begin

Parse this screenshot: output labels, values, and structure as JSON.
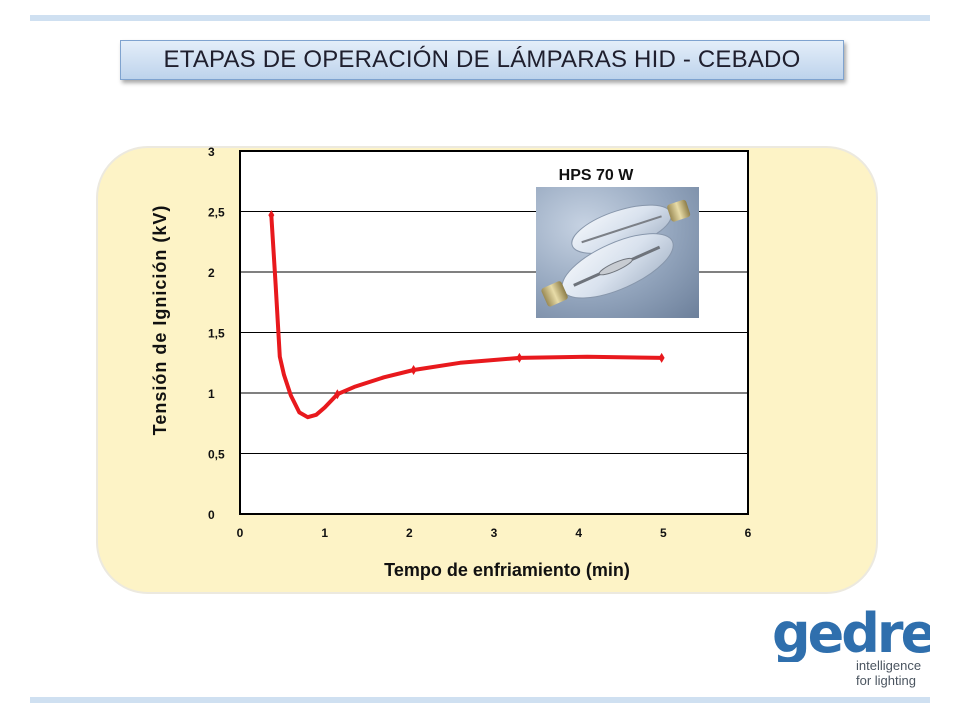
{
  "title": "ETAPAS DE OPERACIÓN DE LÁMPARAS HID - CEBADO",
  "photo_label": "HPS 70 W",
  "logo": {
    "name": "gedre",
    "tagline_1": "intelligence",
    "tagline_2": "for lighting"
  },
  "colors": {
    "series": "#e8191d",
    "panel": "#fdf3c6",
    "title_box": "#c9daf0",
    "logo": "#2f6fad"
  },
  "chart_data": {
    "type": "line",
    "xlabel": "Tempo de enfriamiento (min)",
    "ylabel": "Tensión de Ignición (kV)",
    "xlim": [
      0,
      6
    ],
    "ylim": [
      0,
      3
    ],
    "x_ticks": [
      "0",
      "1",
      "2",
      "3",
      "4",
      "5",
      "6"
    ],
    "y_ticks": [
      "0",
      "0,5",
      "1",
      "1,5",
      "2",
      "2,5",
      "3"
    ],
    "grid": "horizontal",
    "series": [
      {
        "values": [
          {
            "x": 0.37,
            "y": 2.47
          },
          {
            "x": 0.42,
            "y": 1.9
          },
          {
            "x": 0.47,
            "y": 1.3
          },
          {
            "x": 0.52,
            "y": 1.15
          },
          {
            "x": 0.6,
            "y": 0.98
          },
          {
            "x": 0.7,
            "y": 0.84
          },
          {
            "x": 0.8,
            "y": 0.8
          },
          {
            "x": 0.9,
            "y": 0.82
          },
          {
            "x": 1.0,
            "y": 0.88
          },
          {
            "x": 1.15,
            "y": 0.99
          },
          {
            "x": 1.35,
            "y": 1.05
          },
          {
            "x": 1.7,
            "y": 1.13
          },
          {
            "x": 2.05,
            "y": 1.19
          },
          {
            "x": 2.6,
            "y": 1.25
          },
          {
            "x": 3.3,
            "y": 1.29
          },
          {
            "x": 4.1,
            "y": 1.3
          },
          {
            "x": 4.98,
            "y": 1.29
          }
        ],
        "markers": [
          {
            "x": 0.37,
            "y": 2.47
          },
          {
            "x": 1.15,
            "y": 0.99
          },
          {
            "x": 2.05,
            "y": 1.19
          },
          {
            "x": 3.3,
            "y": 1.29
          },
          {
            "x": 4.98,
            "y": 1.29
          }
        ]
      }
    ]
  }
}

end

**WHAT YOU NEED TO DO:** All of the material above is to be copied exactly, except for its images.

**TASK ANSWER:**
Parse this screenshot: output labels, values, and structure as JSON.
{
  "title": "ETAPAS DE OPERACIÓN DE LÁMPARAS HID - CEBADO",
  "photo_label": "HPS 70 W",
  "logo": {
    "name": "gedre",
    "tagline_1": "intelligence",
    "tagline_2": "for lighting"
  },
  "colors": {
    "series": "#e8191d",
    "panel": "#fdf3c6",
    "title_box": "#c9daf0",
    "logo": "#2f6fad"
  },
  "chart_data": {
    "type": "line",
    "xlabel": "Tempo de enfriamiento (min)",
    "ylabel": "Tensión de Ignición (kV)",
    "xlim": [
      0,
      6
    ],
    "ylim": [
      0,
      3
    ],
    "x_ticks": [
      "0",
      "1",
      "2",
      "3",
      "4",
      "5",
      "6"
    ],
    "y_ticks": [
      "0",
      "0,5",
      "1",
      "1,5",
      "2",
      "2,5",
      "3"
    ],
    "grid": "horizontal",
    "series": [
      {
        "values": [
          {
            "x": 0.37,
            "y": 2.47
          },
          {
            "x": 0.42,
            "y": 1.9
          },
          {
            "x": 0.47,
            "y": 1.3
          },
          {
            "x": 0.52,
            "y": 1.15
          },
          {
            "x": 0.6,
            "y": 0.98
          },
          {
            "x": 0.7,
            "y": 0.84
          },
          {
            "x": 0.8,
            "y": 0.8
          },
          {
            "x": 0.9,
            "y": 0.82
          },
          {
            "x": 1.0,
            "y": 0.88
          },
          {
            "x": 1.15,
            "y": 0.99
          },
          {
            "x": 1.35,
            "y": 1.05
          },
          {
            "x": 1.7,
            "y": 1.13
          },
          {
            "x": 2.05,
            "y": 1.19
          },
          {
            "x": 2.6,
            "y": 1.25
          },
          {
            "x": 3.3,
            "y": 1.29
          },
          {
            "x": 4.1,
            "y": 1.3
          },
          {
            "x": 4.98,
            "y": 1.29
          }
        ],
        "markers": [
          {
            "x": 0.37,
            "y": 2.47
          },
          {
            "x": 1.15,
            "y": 0.99
          },
          {
            "x": 2.05,
            "y": 1.19
          },
          {
            "x": 3.3,
            "y": 1.29
          },
          {
            "x": 4.98,
            "y": 1.29
          }
        ]
      }
    ]
  }
}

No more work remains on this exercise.